*Dataset entries:*
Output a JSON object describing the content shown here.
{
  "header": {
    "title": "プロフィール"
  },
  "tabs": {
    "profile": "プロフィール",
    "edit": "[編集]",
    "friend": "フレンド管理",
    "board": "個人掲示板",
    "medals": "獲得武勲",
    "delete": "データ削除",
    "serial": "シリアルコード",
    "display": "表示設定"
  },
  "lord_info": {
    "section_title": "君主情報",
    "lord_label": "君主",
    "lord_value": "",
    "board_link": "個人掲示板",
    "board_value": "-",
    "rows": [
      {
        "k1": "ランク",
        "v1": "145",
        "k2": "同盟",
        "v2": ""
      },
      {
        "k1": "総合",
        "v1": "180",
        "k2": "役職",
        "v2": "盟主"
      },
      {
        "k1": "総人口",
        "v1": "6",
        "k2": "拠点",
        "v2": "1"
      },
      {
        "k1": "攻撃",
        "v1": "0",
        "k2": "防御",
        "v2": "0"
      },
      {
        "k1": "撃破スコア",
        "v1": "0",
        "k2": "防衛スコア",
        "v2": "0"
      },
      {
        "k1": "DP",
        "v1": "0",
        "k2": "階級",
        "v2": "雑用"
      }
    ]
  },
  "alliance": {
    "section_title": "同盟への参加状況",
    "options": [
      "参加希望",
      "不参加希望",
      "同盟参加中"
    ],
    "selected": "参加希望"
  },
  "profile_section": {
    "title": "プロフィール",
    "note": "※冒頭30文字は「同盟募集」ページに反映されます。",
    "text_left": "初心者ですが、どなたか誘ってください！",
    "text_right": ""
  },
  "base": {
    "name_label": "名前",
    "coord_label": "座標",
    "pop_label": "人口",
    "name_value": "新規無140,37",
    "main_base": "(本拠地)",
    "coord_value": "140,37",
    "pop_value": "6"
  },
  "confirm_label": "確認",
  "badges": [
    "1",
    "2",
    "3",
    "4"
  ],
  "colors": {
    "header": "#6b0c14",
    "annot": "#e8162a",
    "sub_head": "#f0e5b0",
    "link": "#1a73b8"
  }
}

*Instructions to follow:*
Repeat every entry exactly as written above.

*Response to the task:*
Output a JSON object describing the content shown here.
{
  "header": {
    "title": "プロフィール"
  },
  "tabs": {
    "profile": "プロフィール",
    "edit": "[編集]",
    "friend": "フレンド管理",
    "board": "個人掲示板",
    "medals": "獲得武勲",
    "delete": "データ削除",
    "serial": "シリアルコード",
    "display": "表示設定"
  },
  "lord_info": {
    "section_title": "君主情報",
    "lord_label": "君主",
    "lord_value": "",
    "board_link": "個人掲示板",
    "board_value": "-",
    "rows": [
      {
        "k1": "ランク",
        "v1": "145",
        "k2": "同盟",
        "v2": ""
      },
      {
        "k1": "総合",
        "v1": "180",
        "k2": "役職",
        "v2": "盟主"
      },
      {
        "k1": "総人口",
        "v1": "6",
        "k2": "拠点",
        "v2": "1"
      },
      {
        "k1": "攻撃",
        "v1": "0",
        "k2": "防御",
        "v2": "0"
      },
      {
        "k1": "撃破スコア",
        "v1": "0",
        "k2": "防衛スコア",
        "v2": "0"
      },
      {
        "k1": "DP",
        "v1": "0",
        "k2": "階級",
        "v2": "雑用"
      }
    ]
  },
  "alliance": {
    "section_title": "同盟への参加状況",
    "options": [
      "参加希望",
      "不参加希望",
      "同盟参加中"
    ],
    "selected": "参加希望"
  },
  "profile_section": {
    "title": "プロフィール",
    "note": "※冒頭30文字は「同盟募集」ページに反映されます。",
    "text_left": "初心者ですが、どなたか誘ってください！",
    "text_right": ""
  },
  "base": {
    "name_label": "名前",
    "coord_label": "座標",
    "pop_label": "人口",
    "name_value": "新規無140,37",
    "main_base": "(本拠地)",
    "coord_value": "140,37",
    "pop_value": "6"
  },
  "confirm_label": "確認",
  "badges": [
    "1",
    "2",
    "3",
    "4"
  ],
  "colors": {
    "header": "#6b0c14",
    "annot": "#e8162a",
    "sub_head": "#f0e5b0",
    "link": "#1a73b8"
  }
}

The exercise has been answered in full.